[Element location listings]
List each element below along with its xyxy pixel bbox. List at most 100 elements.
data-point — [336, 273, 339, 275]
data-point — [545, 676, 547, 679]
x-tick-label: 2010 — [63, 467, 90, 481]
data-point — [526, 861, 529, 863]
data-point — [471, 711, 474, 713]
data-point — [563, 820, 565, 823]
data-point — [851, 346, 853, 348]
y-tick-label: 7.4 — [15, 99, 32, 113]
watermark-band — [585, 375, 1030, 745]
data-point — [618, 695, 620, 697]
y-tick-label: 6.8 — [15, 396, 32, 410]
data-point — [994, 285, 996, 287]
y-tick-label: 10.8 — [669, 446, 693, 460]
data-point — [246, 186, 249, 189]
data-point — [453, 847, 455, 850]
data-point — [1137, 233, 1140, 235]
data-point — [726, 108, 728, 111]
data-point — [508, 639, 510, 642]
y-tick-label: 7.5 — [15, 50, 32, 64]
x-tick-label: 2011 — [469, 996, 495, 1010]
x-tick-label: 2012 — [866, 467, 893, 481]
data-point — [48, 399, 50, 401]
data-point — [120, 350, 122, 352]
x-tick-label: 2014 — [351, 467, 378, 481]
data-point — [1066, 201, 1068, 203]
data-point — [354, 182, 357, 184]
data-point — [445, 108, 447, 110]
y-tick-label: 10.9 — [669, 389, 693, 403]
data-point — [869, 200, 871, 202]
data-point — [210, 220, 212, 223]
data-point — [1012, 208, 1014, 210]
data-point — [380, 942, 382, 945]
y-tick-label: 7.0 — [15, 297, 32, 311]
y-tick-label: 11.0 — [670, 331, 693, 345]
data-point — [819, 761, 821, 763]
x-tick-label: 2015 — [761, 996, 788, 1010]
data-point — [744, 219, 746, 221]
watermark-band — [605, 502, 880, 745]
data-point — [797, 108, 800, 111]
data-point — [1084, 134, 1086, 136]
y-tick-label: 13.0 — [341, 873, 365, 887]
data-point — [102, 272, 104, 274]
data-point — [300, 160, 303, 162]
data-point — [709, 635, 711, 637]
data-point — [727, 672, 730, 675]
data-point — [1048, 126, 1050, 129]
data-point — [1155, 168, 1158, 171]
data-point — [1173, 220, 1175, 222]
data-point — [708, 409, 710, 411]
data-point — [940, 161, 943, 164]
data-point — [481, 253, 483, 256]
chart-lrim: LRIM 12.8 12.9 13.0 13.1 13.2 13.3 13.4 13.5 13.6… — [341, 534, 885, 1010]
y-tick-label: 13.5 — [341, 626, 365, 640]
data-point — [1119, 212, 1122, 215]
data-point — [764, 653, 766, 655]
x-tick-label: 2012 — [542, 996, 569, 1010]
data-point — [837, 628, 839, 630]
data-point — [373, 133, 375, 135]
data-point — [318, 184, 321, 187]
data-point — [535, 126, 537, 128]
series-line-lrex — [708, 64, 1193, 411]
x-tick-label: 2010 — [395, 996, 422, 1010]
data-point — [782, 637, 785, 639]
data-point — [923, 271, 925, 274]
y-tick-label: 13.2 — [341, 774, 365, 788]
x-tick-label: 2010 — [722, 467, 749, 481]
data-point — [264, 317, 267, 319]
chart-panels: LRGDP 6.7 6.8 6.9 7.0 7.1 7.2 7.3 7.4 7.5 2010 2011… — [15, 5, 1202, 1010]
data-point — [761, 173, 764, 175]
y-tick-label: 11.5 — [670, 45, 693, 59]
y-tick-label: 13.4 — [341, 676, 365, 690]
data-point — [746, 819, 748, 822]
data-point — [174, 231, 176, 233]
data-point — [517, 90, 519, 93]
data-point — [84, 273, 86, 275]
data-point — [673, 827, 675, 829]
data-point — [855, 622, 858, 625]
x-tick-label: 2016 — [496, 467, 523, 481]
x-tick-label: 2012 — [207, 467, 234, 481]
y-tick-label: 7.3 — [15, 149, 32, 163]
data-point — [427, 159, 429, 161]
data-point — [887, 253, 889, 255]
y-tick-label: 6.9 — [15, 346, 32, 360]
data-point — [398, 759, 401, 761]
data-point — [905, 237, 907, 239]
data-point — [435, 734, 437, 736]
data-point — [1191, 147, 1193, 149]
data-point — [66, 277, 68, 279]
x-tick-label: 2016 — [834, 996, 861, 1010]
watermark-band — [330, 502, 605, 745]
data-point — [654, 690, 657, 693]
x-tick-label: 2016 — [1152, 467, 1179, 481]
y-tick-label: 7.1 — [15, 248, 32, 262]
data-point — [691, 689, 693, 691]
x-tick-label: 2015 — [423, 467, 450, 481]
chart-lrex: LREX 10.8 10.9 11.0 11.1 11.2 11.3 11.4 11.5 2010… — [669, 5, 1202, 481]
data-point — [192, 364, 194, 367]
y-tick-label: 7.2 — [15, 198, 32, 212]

Directions —
Write every line of the records above as a JSON list of strings, with one string per line and blank lines skipped.

Right answer —
[
  "List each element below along with its xyxy pixel bbox. List at most 100 elements.",
  "data-point — [336, 273, 339, 275]",
  "data-point — [545, 676, 547, 679]",
  "x-tick-label: 2010 — [63, 467, 90, 481]",
  "data-point — [526, 861, 529, 863]",
  "data-point — [471, 711, 474, 713]",
  "data-point — [563, 820, 565, 823]",
  "data-point — [851, 346, 853, 348]",
  "y-tick-label: 7.4 — [15, 99, 32, 113]",
  "watermark-band — [585, 375, 1030, 745]",
  "data-point — [618, 695, 620, 697]",
  "y-tick-label: 6.8 — [15, 396, 32, 410]",
  "data-point — [994, 285, 996, 287]",
  "y-tick-label: 10.8 — [669, 446, 693, 460]",
  "data-point — [246, 186, 249, 189]",
  "data-point — [453, 847, 455, 850]",
  "data-point — [1137, 233, 1140, 235]",
  "data-point — [726, 108, 728, 111]",
  "data-point — [508, 639, 510, 642]",
  "y-tick-label: 7.5 — [15, 50, 32, 64]",
  "x-tick-label: 2011 — [469, 996, 495, 1010]",
  "x-tick-label: 2012 — [866, 467, 893, 481]",
  "data-point — [48, 399, 50, 401]",
  "data-point — [120, 350, 122, 352]",
  "x-tick-label: 2014 — [351, 467, 378, 481]",
  "data-point — [1066, 201, 1068, 203]",
  "data-point — [354, 182, 357, 184]",
  "data-point — [445, 108, 447, 110]",
  "y-tick-label: 10.9 — [669, 389, 693, 403]",
  "data-point — [869, 200, 871, 202]",
  "data-point — [210, 220, 212, 223]",
  "data-point — [1012, 208, 1014, 210]",
  "data-point — [380, 942, 382, 945]",
  "y-tick-label: 7.0 — [15, 297, 32, 311]",
  "y-tick-label: 11.0 — [670, 331, 693, 345]",
  "data-point — [819, 761, 821, 763]",
  "x-tick-label: 2015 — [761, 996, 788, 1010]",
  "data-point — [744, 219, 746, 221]",
  "watermark-band — [605, 502, 880, 745]",
  "data-point — [797, 108, 800, 111]",
  "data-point — [1084, 134, 1086, 136]",
  "y-tick-label: 13.0 — [341, 873, 365, 887]",
  "data-point — [102, 272, 104, 274]",
  "data-point — [300, 160, 303, 162]",
  "data-point — [709, 635, 711, 637]",
  "data-point — [727, 672, 730, 675]",
  "data-point — [1048, 126, 1050, 129]",
  "data-point — [1155, 168, 1158, 171]",
  "data-point — [1173, 220, 1175, 222]",
  "data-point — [708, 409, 710, 411]",
  "data-point — [940, 161, 943, 164]",
  "data-point — [481, 253, 483, 256]",
  "chart-lrim: LRIM 12.8 12.9 13.0 13.1 13.2 13.3 13.4 13.5 13.6… — [341, 534, 885, 1010]",
  "y-tick-label: 13.5 — [341, 626, 365, 640]",
  "data-point — [1119, 212, 1122, 215]",
  "data-point — [764, 653, 766, 655]",
  "x-tick-label: 2012 — [542, 996, 569, 1010]",
  "data-point — [837, 628, 839, 630]",
  "data-point — [373, 133, 375, 135]",
  "data-point — [318, 184, 321, 187]",
  "data-point — [535, 126, 537, 128]",
  "series-line-lrex — [708, 64, 1193, 411]",
  "x-tick-label: 2010 — [395, 996, 422, 1010]",
  "data-point — [782, 637, 785, 639]",
  "data-point — [923, 271, 925, 274]",
  "y-tick-label: 13.2 — [341, 774, 365, 788]",
  "x-tick-label: 2010 — [722, 467, 749, 481]",
  "data-point — [264, 317, 267, 319]",
  "chart-panels: LRGDP 6.7 6.8 6.9 7.0 7.1 7.2 7.3 7.4 7.5 2010 2011… — [15, 5, 1202, 1010]",
  "data-point — [761, 173, 764, 175]",
  "y-tick-label: 11.5 — [670, 45, 693, 59]",
  "y-tick-label: 13.4 — [341, 676, 365, 690]",
  "data-point — [746, 819, 748, 822]",
  "data-point — [174, 231, 176, 233]",
  "data-point — [517, 90, 519, 93]",
  "data-point — [84, 273, 86, 275]",
  "data-point — [673, 827, 675, 829]",
  "data-point — [855, 622, 858, 625]",
  "x-tick-label: 2016 — [496, 467, 523, 481]",
  "x-tick-label: 2012 — [207, 467, 234, 481]",
  "y-tick-label: 7.3 — [15, 149, 32, 163]",
  "data-point — [427, 159, 429, 161]",
  "data-point — [887, 253, 889, 255]",
  "y-tick-label: 6.9 — [15, 346, 32, 360]",
  "data-point — [398, 759, 401, 761]",
  "data-point — [905, 237, 907, 239]",
  "data-point — [435, 734, 437, 736]",
  "data-point — [1191, 147, 1193, 149]",
  "data-point — [66, 277, 68, 279]",
  "x-tick-label: 2016 — [834, 996, 861, 1010]",
  "watermark-band — [330, 502, 605, 745]",
  "data-point — [654, 690, 657, 693]",
  "x-tick-label: 2016 — [1152, 467, 1179, 481]",
  "y-tick-label: 7.1 — [15, 248, 32, 262]",
  "data-point — [691, 689, 693, 691]",
  "x-tick-label: 2015 — [423, 467, 450, 481]",
  "chart-lrex: LREX 10.8 10.9 11.0 11.1 11.2 11.3 11.4 11.5 2010… — [669, 5, 1202, 481]",
  "data-point — [192, 364, 194, 367]",
  "y-tick-label: 7.2 — [15, 198, 32, 212]"
]